## The exercise
Return the records that follow unaltered. Omit every picture.

## Working data
******************************
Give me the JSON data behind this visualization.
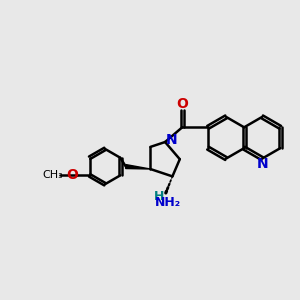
{
  "bg_color": "#e8e8e8",
  "bond_color": "#000000",
  "bond_width": 1.8,
  "n_color": "#0000cc",
  "o_color": "#cc0000",
  "nh2_color": "#008080",
  "figsize": [
    3.0,
    3.0
  ],
  "dpi": 100,
  "xlim": [
    0,
    12
  ],
  "ylim": [
    0,
    10
  ]
}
******************************
## Solution to this task
Give me the JSON data behind this visualization.
{
  "bg_color": "#e8e8e8",
  "bond_color": "#000000",
  "bond_width": 1.8,
  "n_color": "#0000cc",
  "o_color": "#cc0000",
  "nh2_color": "#008080",
  "figsize": [
    3.0,
    3.0
  ],
  "dpi": 100,
  "xlim": [
    0,
    12
  ],
  "ylim": [
    0,
    10
  ]
}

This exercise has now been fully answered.